── Data for this exercise ──

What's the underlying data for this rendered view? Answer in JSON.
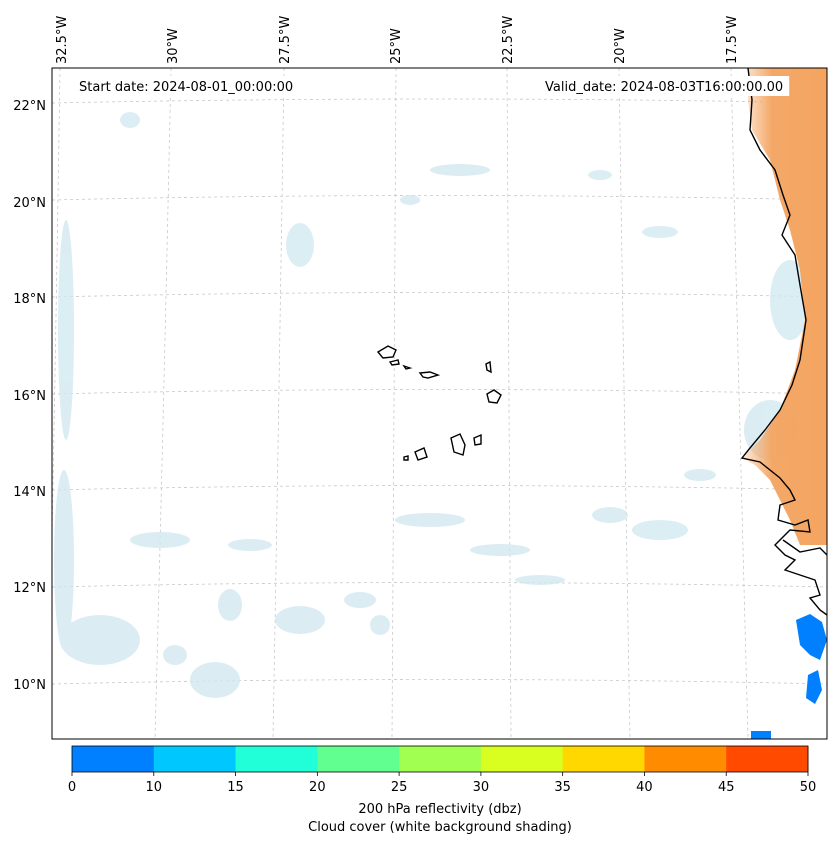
{
  "map": {
    "start_date_label": "Start date: 2024-08-01_00:00:00",
    "valid_date_label": "Valid_date: 2024-08-03T16:00:00.00",
    "lon_ticks": [
      "32.5°W",
      "30°W",
      "27.5°W",
      "25°W",
      "22.5°W",
      "20°W",
      "17.5°W"
    ],
    "lat_ticks": [
      "22°N",
      "20°N",
      "18°N",
      "16°N",
      "14°N",
      "12°N",
      "10°N"
    ],
    "colors": {
      "land_warm": "#f4a460",
      "cloud": "#cfe8f0",
      "reflectivity_low": "#0080ff"
    }
  },
  "colorbar": {
    "ticks": [
      "0",
      "10",
      "15",
      "20",
      "25",
      "30",
      "35",
      "40",
      "45",
      "50"
    ],
    "colors": [
      "#0080ff",
      "#00c8ff",
      "#20ffd8",
      "#60ff90",
      "#a0ff50",
      "#d8ff20",
      "#ffd800",
      "#ff8c00",
      "#ff4a00"
    ],
    "label_line1": "200 hPa reflectivity (dbz)",
    "label_line2": "Cloud cover (white background shading)"
  }
}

───

Copy the records exactly as they appear, excluding images.

What's the underlying data for this rendered view? Answer in JSON.
{
  "map": {
    "start_date_label": "Start date: 2024-08-01_00:00:00",
    "valid_date_label": "Valid_date: 2024-08-03T16:00:00.00",
    "lon_ticks": [
      "32.5°W",
      "30°W",
      "27.5°W",
      "25°W",
      "22.5°W",
      "20°W",
      "17.5°W"
    ],
    "lat_ticks": [
      "22°N",
      "20°N",
      "18°N",
      "16°N",
      "14°N",
      "12°N",
      "10°N"
    ],
    "colors": {
      "land_warm": "#f4a460",
      "cloud": "#cfe8f0",
      "reflectivity_low": "#0080ff"
    }
  },
  "colorbar": {
    "ticks": [
      "0",
      "10",
      "15",
      "20",
      "25",
      "30",
      "35",
      "40",
      "45",
      "50"
    ],
    "colors": [
      "#0080ff",
      "#00c8ff",
      "#20ffd8",
      "#60ff90",
      "#a0ff50",
      "#d8ff20",
      "#ffd800",
      "#ff8c00",
      "#ff4a00"
    ],
    "label_line1": "200 hPa reflectivity (dbz)",
    "label_line2": "Cloud cover (white background shading)"
  }
}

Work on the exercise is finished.